* [WHAT NEEDS TO BE DONE]: Return, word for word, every line that follows.
----- TASK INPUT -----
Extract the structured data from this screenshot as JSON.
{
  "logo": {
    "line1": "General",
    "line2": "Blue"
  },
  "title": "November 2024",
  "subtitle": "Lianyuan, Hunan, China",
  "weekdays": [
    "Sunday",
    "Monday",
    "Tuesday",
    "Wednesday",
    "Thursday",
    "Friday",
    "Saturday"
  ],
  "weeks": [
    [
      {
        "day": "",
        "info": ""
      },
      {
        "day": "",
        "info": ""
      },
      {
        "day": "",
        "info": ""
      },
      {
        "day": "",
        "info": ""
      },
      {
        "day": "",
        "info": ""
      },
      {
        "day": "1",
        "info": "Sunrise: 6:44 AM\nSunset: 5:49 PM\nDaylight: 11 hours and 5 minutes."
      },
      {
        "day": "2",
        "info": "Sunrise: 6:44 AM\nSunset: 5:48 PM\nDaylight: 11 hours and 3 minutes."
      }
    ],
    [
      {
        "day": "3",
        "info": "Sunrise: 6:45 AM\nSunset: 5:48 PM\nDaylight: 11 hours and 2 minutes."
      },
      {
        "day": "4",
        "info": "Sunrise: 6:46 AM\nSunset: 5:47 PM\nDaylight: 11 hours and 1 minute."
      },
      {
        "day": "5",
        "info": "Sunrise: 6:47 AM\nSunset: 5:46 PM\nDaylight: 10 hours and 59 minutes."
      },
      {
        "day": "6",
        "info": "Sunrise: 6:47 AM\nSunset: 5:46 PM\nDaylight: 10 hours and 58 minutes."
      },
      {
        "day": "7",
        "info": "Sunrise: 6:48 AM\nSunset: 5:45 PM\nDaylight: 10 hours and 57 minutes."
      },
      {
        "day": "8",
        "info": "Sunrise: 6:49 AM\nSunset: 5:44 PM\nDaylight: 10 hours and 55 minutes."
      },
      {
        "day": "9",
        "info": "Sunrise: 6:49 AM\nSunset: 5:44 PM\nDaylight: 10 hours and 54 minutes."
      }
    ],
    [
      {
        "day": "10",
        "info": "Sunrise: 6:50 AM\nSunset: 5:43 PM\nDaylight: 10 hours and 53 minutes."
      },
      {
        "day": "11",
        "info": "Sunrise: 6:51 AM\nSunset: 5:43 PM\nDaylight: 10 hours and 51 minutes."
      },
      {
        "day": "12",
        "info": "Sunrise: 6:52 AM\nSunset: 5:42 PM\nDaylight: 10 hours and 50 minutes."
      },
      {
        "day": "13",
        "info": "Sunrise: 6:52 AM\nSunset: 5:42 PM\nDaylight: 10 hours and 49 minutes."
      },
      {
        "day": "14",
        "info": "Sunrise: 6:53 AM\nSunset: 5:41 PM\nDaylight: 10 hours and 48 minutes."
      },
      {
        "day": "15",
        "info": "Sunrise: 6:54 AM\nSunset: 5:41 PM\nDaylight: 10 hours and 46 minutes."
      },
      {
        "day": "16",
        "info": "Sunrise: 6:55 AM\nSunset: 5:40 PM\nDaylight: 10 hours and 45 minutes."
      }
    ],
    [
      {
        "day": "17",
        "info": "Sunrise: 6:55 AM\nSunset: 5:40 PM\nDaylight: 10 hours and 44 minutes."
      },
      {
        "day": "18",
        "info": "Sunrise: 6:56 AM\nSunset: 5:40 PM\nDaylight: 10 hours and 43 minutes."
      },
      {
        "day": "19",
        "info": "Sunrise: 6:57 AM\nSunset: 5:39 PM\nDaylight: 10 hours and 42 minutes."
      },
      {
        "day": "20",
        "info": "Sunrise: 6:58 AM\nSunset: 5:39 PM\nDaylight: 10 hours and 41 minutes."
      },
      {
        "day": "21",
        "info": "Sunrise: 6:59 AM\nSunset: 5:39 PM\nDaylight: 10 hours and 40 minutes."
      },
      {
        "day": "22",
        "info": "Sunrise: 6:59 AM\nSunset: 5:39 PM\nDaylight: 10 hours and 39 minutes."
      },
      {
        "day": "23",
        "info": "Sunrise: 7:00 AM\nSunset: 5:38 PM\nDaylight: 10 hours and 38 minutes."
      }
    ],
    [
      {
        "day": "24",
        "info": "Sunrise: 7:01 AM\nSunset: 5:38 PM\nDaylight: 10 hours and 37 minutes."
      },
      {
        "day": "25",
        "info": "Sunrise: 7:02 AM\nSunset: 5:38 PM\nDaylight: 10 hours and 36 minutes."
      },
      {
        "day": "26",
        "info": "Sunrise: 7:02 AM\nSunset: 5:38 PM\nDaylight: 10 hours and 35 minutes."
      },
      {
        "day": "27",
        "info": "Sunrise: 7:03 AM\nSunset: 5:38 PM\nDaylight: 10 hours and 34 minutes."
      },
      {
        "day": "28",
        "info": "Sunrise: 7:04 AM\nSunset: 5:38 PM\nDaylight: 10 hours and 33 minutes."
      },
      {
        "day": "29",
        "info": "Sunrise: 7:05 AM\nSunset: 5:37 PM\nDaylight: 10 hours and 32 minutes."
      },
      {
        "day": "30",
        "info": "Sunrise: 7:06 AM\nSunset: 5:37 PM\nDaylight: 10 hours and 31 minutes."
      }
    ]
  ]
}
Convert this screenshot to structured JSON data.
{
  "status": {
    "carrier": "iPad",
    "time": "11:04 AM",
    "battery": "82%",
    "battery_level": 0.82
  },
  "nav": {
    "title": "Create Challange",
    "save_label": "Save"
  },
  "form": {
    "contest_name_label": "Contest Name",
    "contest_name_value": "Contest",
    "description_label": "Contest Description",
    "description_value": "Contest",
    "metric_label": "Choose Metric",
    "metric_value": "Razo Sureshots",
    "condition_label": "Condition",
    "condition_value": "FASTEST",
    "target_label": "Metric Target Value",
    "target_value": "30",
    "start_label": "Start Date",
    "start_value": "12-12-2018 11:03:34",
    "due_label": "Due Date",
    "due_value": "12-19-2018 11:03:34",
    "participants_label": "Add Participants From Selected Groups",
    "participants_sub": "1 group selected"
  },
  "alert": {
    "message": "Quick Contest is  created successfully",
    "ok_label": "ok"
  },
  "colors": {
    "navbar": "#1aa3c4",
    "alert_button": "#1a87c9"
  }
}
-----
* [FINAL RESULT]:
Extract the structured data from this screenshot as JSON.
{
  "logo": {
    "line1": "General",
    "line2": "Blue"
  },
  "title": "November 2024",
  "subtitle": "Lianyuan, Hunan, China",
  "weekdays": [
    "Sunday",
    "Monday",
    "Tuesday",
    "Wednesday",
    "Thursday",
    "Friday",
    "Saturday"
  ],
  "weeks": [
    [
      {
        "day": "",
        "info": ""
      },
      {
        "day": "",
        "info": ""
      },
      {
        "day": "",
        "info": ""
      },
      {
        "day": "",
        "info": ""
      },
      {
        "day": "",
        "info": ""
      },
      {
        "day": "1",
        "info": "Sunrise: 6:44 AM\nSunset: 5:49 PM\nDaylight: 11 hours and 5 minutes."
      },
      {
        "day": "2",
        "info": "Sunrise: 6:44 AM\nSunset: 5:48 PM\nDaylight: 11 hours and 3 minutes."
      }
    ],
    [
      {
        "day": "3",
        "info": "Sunrise: 6:45 AM\nSunset: 5:48 PM\nDaylight: 11 hours and 2 minutes."
      },
      {
        "day": "4",
        "info": "Sunrise: 6:46 AM\nSunset: 5:47 PM\nDaylight: 11 hours and 1 minute."
      },
      {
        "day": "5",
        "info": "Sunrise: 6:47 AM\nSunset: 5:46 PM\nDaylight: 10 hours and 59 minutes."
      },
      {
        "day": "6",
        "info": "Sunrise: 6:47 AM\nSunset: 5:46 PM\nDaylight: 10 hours and 58 minutes."
      },
      {
        "day": "7",
        "info": "Sunrise: 6:48 AM\nSunset: 5:45 PM\nDaylight: 10 hours and 57 minutes."
      },
      {
        "day": "8",
        "info": "Sunrise: 6:49 AM\nSunset: 5:44 PM\nDaylight: 10 hours and 55 minutes."
      },
      {
        "day": "9",
        "info": "Sunrise: 6:49 AM\nSunset: 5:44 PM\nDaylight: 10 hours and 54 minutes."
      }
    ],
    [
      {
        "day": "10",
        "info": "Sunrise: 6:50 AM\nSunset: 5:43 PM\nDaylight: 10 hours and 53 minutes."
      },
      {
        "day": "11",
        "info": "Sunrise: 6:51 AM\nSunset: 5:43 PM\nDaylight: 10 hours and 51 minutes."
      },
      {
        "day": "12",
        "info": "Sunrise: 6:52 AM\nSunset: 5:42 PM\nDaylight: 10 hours and 50 minutes."
      },
      {
        "day": "13",
        "info": "Sunrise: 6:52 AM\nSunset: 5:42 PM\nDaylight: 10 hours and 49 minutes."
      },
      {
        "day": "14",
        "info": "Sunrise: 6:53 AM\nSunset: 5:41 PM\nDaylight: 10 hours and 48 minutes."
      },
      {
        "day": "15",
        "info": "Sunrise: 6:54 AM\nSunset: 5:41 PM\nDaylight: 10 hours and 46 minutes."
      },
      {
        "day": "16",
        "info": "Sunrise: 6:55 AM\nSunset: 5:40 PM\nDaylight: 10 hours and 45 minutes."
      }
    ],
    [
      {
        "day": "17",
        "info": "Sunrise: 6:55 AM\nSunset: 5:40 PM\nDaylight: 10 hours and 44 minutes."
      },
      {
        "day": "18",
        "info": "Sunrise: 6:56 AM\nSunset: 5:40 PM\nDaylight: 10 hours and 43 minutes."
      },
      {
        "day": "19",
        "info": "Sunrise: 6:57 AM\nSunset: 5:39 PM\nDaylight: 10 hours and 42 minutes."
      },
      {
        "day": "20",
        "info": "Sunrise: 6:58 AM\nSunset: 5:39 PM\nDaylight: 10 hours and 41 minutes."
      },
      {
        "day": "21",
        "info": "Sunrise: 6:59 AM\nSunset: 5:39 PM\nDaylight: 10 hours and 40 minutes."
      },
      {
        "day": "22",
        "info": "Sunrise: 6:59 AM\nSunset: 5:39 PM\nDaylight: 10 hours and 39 minutes."
      },
      {
        "day": "23",
        "info": "Sunrise: 7:00 AM\nSunset: 5:38 PM\nDaylight: 10 hours and 38 minutes."
      }
    ],
    [
      {
        "day": "24",
        "info": "Sunrise: 7:01 AM\nSunset: 5:38 PM\nDaylight: 10 hours and 37 minutes."
      },
      {
        "day": "25",
        "info": "Sunrise: 7:02 AM\nSunset: 5:38 PM\nDaylight: 10 hours and 36 minutes."
      },
      {
        "day": "26",
        "info": "Sunrise: 7:02 AM\nSunset: 5:38 PM\nDaylight: 10 hours and 35 minutes."
      },
      {
        "day": "27",
        "info": "Sunrise: 7:03 AM\nSunset: 5:38 PM\nDaylight: 10 hours and 34 minutes."
      },
      {
        "day": "28",
        "info": "Sunrise: 7:04 AM\nSunset: 5:38 PM\nDaylight: 10 hours and 33 minutes."
      },
      {
        "day": "29",
        "info": "Sunrise: 7:05 AM\nSunset: 5:37 PM\nDaylight: 10 hours and 32 minutes."
      },
      {
        "day": "30",
        "info": "Sunrise: 7:06 AM\nSunset: 5:37 PM\nDaylight: 10 hours and 31 minutes."
      }
    ]
  ]
}
Convert this screenshot to structured JSON data.
{
  "status": {
    "carrier": "iPad",
    "time": "11:04 AM",
    "battery": "82%",
    "battery_level": 0.82
  },
  "nav": {
    "title": "Create Challange",
    "save_label": "Save"
  },
  "form": {
    "contest_name_label": "Contest Name",
    "contest_name_value": "Contest",
    "description_label": "Contest Description",
    "description_value": "Contest",
    "metric_label": "Choose Metric",
    "metric_value": "Razo Sureshots",
    "condition_label": "Condition",
    "condition_value": "FASTEST",
    "target_label": "Metric Target Value",
    "target_value": "30",
    "start_label": "Start Date",
    "start_value": "12-12-2018 11:03:34",
    "due_label": "Due Date",
    "due_value": "12-19-2018 11:03:34",
    "participants_label": "Add Participants From Selected Groups",
    "participants_sub": "1 group selected"
  },
  "alert": {
    "message": "Quick Contest is  created successfully",
    "ok_label": "ok"
  },
  "colors": {
    "navbar": "#1aa3c4",
    "alert_button": "#1a87c9"
  }
}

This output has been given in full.